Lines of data
· · · · · · ·

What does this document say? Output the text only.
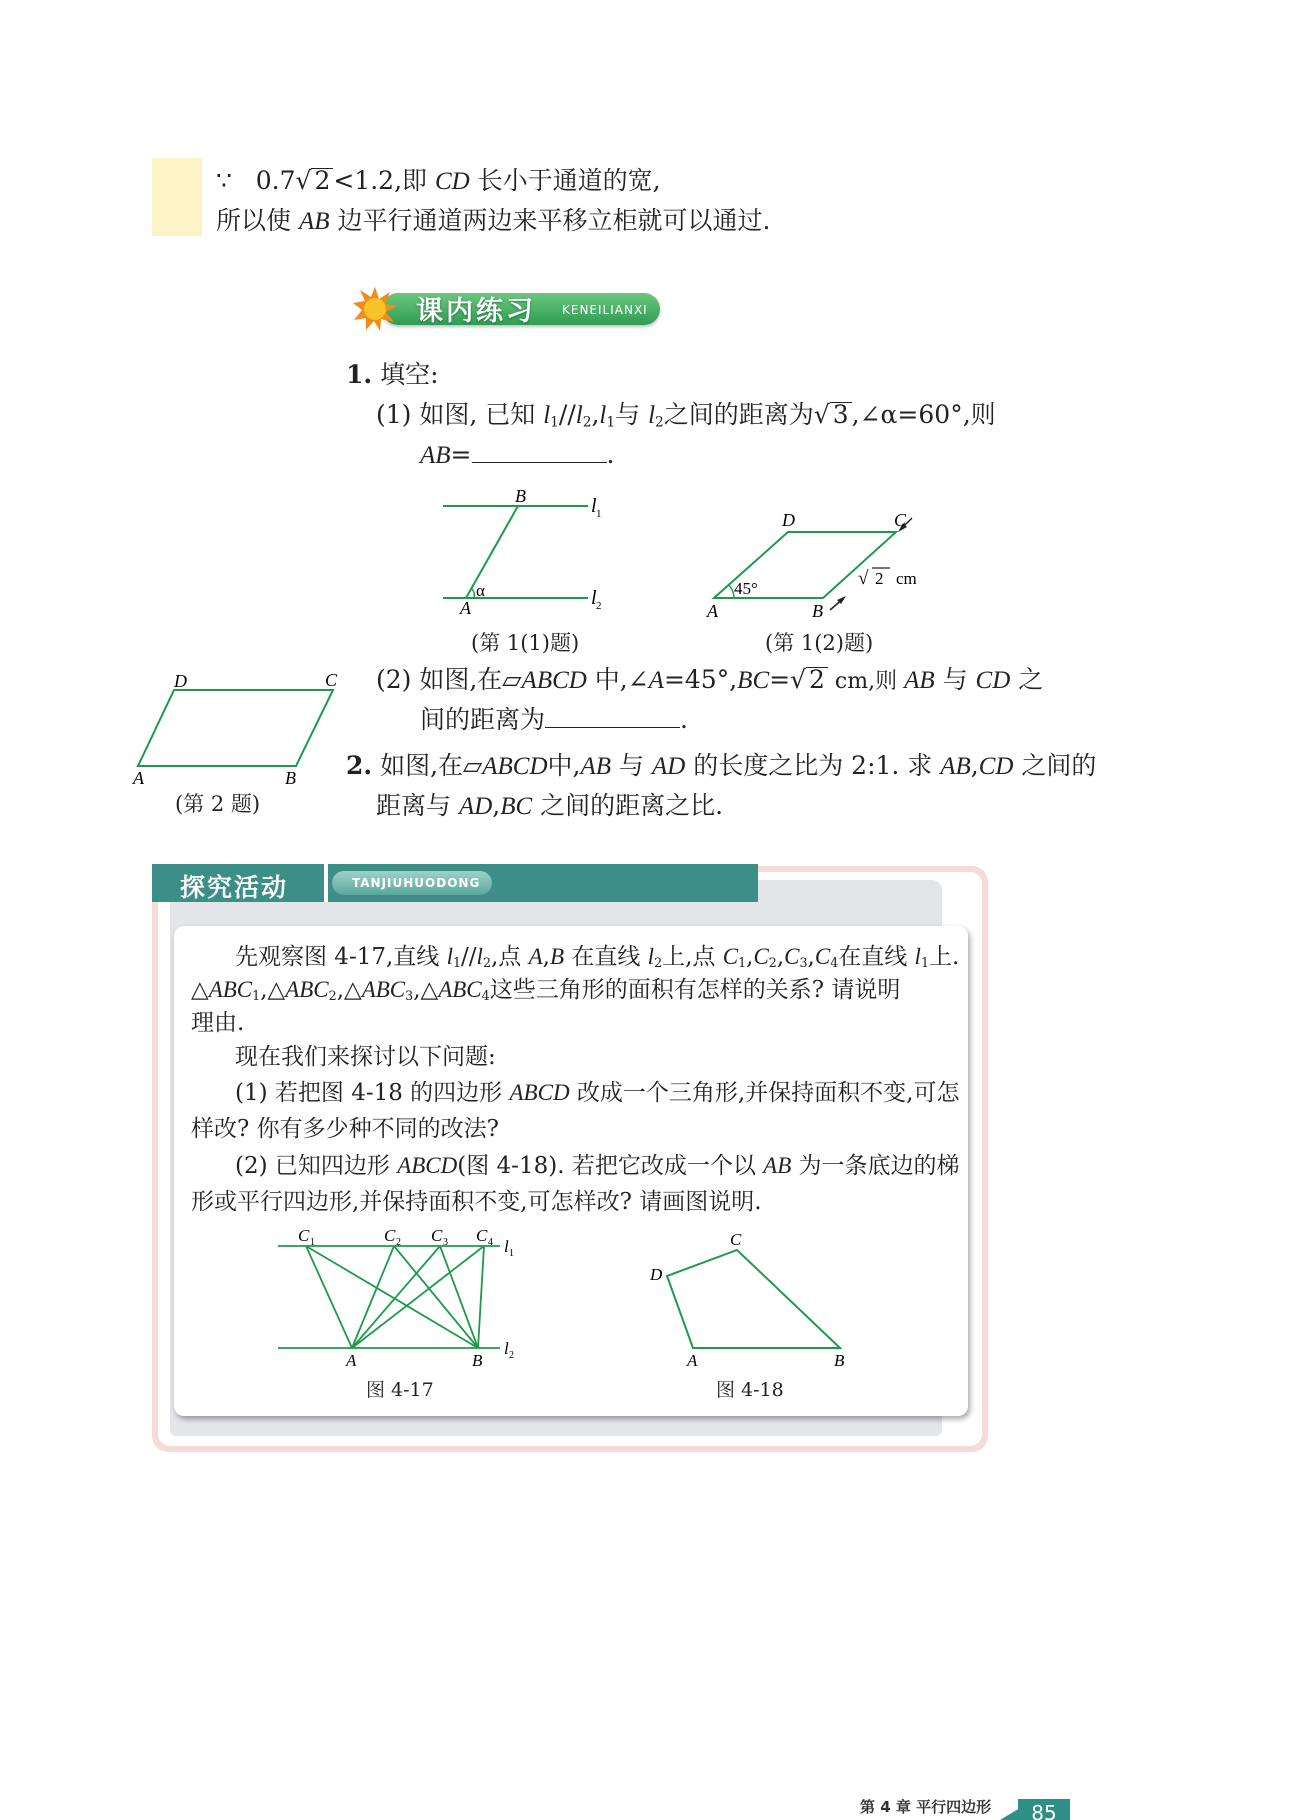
∵ 0.7√ 2 <1.2,即 CD 长小于通道的宽,
所以使 AB 边平行通道两边来平移立柜就可以通过.
课内练习 KENEILIANXI
1. 填空:
(1) 如图, 已知 $l_1//l_2,l_1$与 $l_2$之间的距离为√ 3 ,∠α=60°,则
AB=	.
B
A
α
l 1
l 2
(第 1(1)题)
D	C
A	B
45°	√ 2 cm
(第 1(2)题)
D	C
A	B
(第 2 题)
(2) 如图,在▱ABCD 中,∠A=45°,BC=√ 2 cm,则 AB 与 CD 之
间的距离为	.
2. 如图,在▱ABCD中,AB 与 AD 的长度之比为 2:1. 求 AB,CD 之间的
距离与 AD,BC 之间的距离之比.
探究活动	TANJIUHUODONG
先观察图 4-17,直线 $l_1//l_2$,点 A,B 在直线 $l_2$上,点 $C_1,C_2,C_3,C_4$在直线 $l_1$上.
$\triangle ABC_1,\triangle ABC_2,\triangle ABC_3,\triangle ABC_4$这些三角形的面积有怎样的关系? 请说明
理由.
现在我们来探讨以下问题:
(1) 若把图 4-18 的四边形 ABCD 改成一个三角形,并保持面积不变,可怎
样改? 你有多少种不同的改法?
(2) 已知四边形 ABCD(图 4-18). 若把它改成一个以 AB 为一条底边的梯
形或平行四边形,并保持面积不变,可怎样改? 请画图说明.
C 1	C 2 C 3 C 4 l 1
l 2
A	B
图 4-17
C
D
A	B
图 4-18
第 4 章 平行四边形	85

· · · · · · ·

• Instruction
Read the data above and pull out each line that holds the string "并保持面积不变".

• Solution to the exercise
(1) 若把图 4-18 的四边形 ABCD 改成一个三角形,并保持面积不变,可怎
形或平行四边形,并保持面积不变,可怎样改? 请画图说明.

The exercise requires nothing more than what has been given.